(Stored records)
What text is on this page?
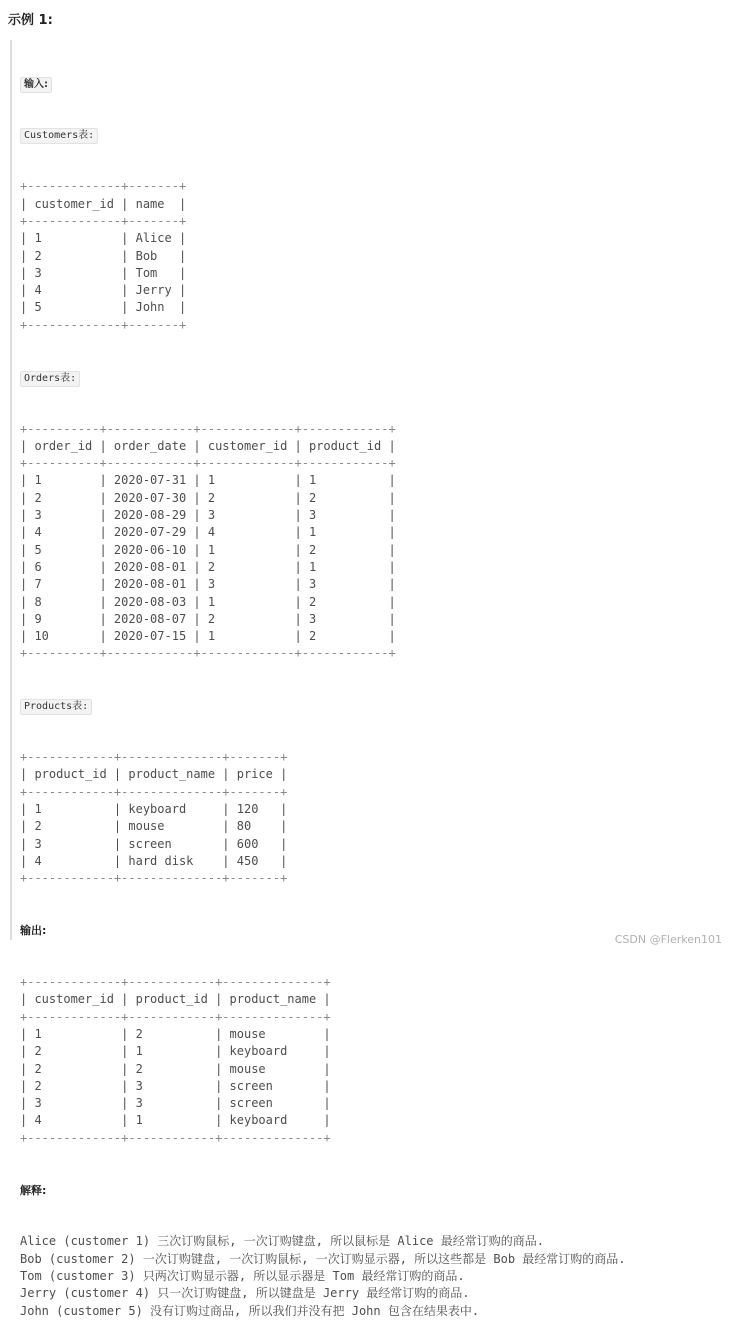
示例 1:

输入:

Customers表:

+-------------+-------+
| customer_id | name  |
+-------------+-------+
| 1           | Alice |
| 2           | Bob   |
| 3           | Tom   |
| 4           | Jerry |
| 5           | John  |
+-------------+-------+

Orders表:

+----------+------------+-------------+------------+
| order_id | order_date | customer_id | product_id |
+----------+------------+-------------+------------+
| 1        | 2020-07-31 | 1           | 1          |
| 2        | 2020-07-30 | 2           | 2          |
| 3        | 2020-08-29 | 3           | 3          |
| 4        | 2020-07-29 | 4           | 1          |
| 5        | 2020-06-10 | 1           | 2          |
| 6        | 2020-08-01 | 2           | 1          |
| 7        | 2020-08-01 | 3           | 3          |
| 8        | 2020-08-03 | 1           | 2          |
| 9        | 2020-08-07 | 2           | 3          |
| 10       | 2020-07-15 | 1           | 2          |
+----------+------------+-------------+------------+

Products表:

+------------+--------------+-------+
| product_id | product_name | price |
+------------+--------------+-------+
| 1          | keyboard     | 120   |
| 2          | mouse        | 80    |
| 3          | screen       | 600   |
| 4          | hard disk    | 450   |
+------------+--------------+-------+

输出:

+-------------+------------+--------------+
| customer_id | product_id | product_name |
+-------------+------------+--------------+
| 1           | 2          | mouse        |
| 2           | 1          | keyboard     |
| 2           | 2          | mouse        |
| 2           | 3          | screen       |
| 3           | 3          | screen       |
| 4           | 1          | keyboard     |
+-------------+------------+--------------+

解释:

Alice (customer 1) 三次订购鼠标, 一次订购键盘, 所以鼠标是 Alice 最经常订购的商品.
Bob (customer 2) 一次订购键盘, 一次订购鼠标, 一次订购显示器, 所以这些都是 Bob 最经常订购的商品.
Tom (customer 3) 只两次订购显示器, 所以显示器是 Tom 最经常订购的商品.
Jerry (customer 4) 只一次订购键盘, 所以键盘是 Jerry 最经常订购的商品.
John (customer 5) 没有订购过商品, 所以我们并没有把 John 包含在结果表中.

CSDN @Flerken101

## Objective
Write out the whole listing exactly, and drop the pictures.

## Exercise result
What text is on this page?
示例 1:

输入:

Customers表:

+-------------+-------+
| customer_id | name  |
+-------------+-------+
| 1           | Alice |
| 2           | Bob   |
| 3           | Tom   |
| 4           | Jerry |
| 5           | John  |
+-------------+-------+

Orders表:

+----------+------------+-------------+------------+
| order_id | order_date | customer_id | product_id |
+----------+------------+-------------+------------+
| 1        | 2020-07-31 | 1           | 1          |
| 2        | 2020-07-30 | 2           | 2          |
| 3        | 2020-08-29 | 3           | 3          |
| 4        | 2020-07-29 | 4           | 1          |
| 5        | 2020-06-10 | 1           | 2          |
| 6        | 2020-08-01 | 2           | 1          |
| 7        | 2020-08-01 | 3           | 3          |
| 8        | 2020-08-03 | 1           | 2          |
| 9        | 2020-08-07 | 2           | 3          |
| 10       | 2020-07-15 | 1           | 2          |
+----------+------------+-------------+------------+

Products表:

+------------+--------------+-------+
| product_id | product_name | price |
+------------+--------------+-------+
| 1          | keyboard     | 120   |
| 2          | mouse        | 80    |
| 3          | screen       | 600   |
| 4          | hard disk    | 450   |
+------------+--------------+-------+

输出:

+-------------+------------+--------------+
| customer_id | product_id | product_name |
+-------------+------------+--------------+
| 1           | 2          | mouse        |
| 2           | 1          | keyboard     |
| 2           | 2          | mouse        |
| 2           | 3          | screen       |
| 3           | 3          | screen       |
| 4           | 1          | keyboard     |
+-------------+------------+--------------+

解释:

Alice (customer 1) 三次订购鼠标, 一次订购键盘, 所以鼠标是 Alice 最经常订购的商品.
Bob (customer 2) 一次订购键盘, 一次订购鼠标, 一次订购显示器, 所以这些都是 Bob 最经常订购的商品.
Tom (customer 3) 只两次订购显示器, 所以显示器是 Tom 最经常订购的商品.
Jerry (customer 4) 只一次订购键盘, 所以键盘是 Jerry 最经常订购的商品.
John (customer 5) 没有订购过商品, 所以我们并没有把 John 包含在结果表中.

CSDN @Flerken101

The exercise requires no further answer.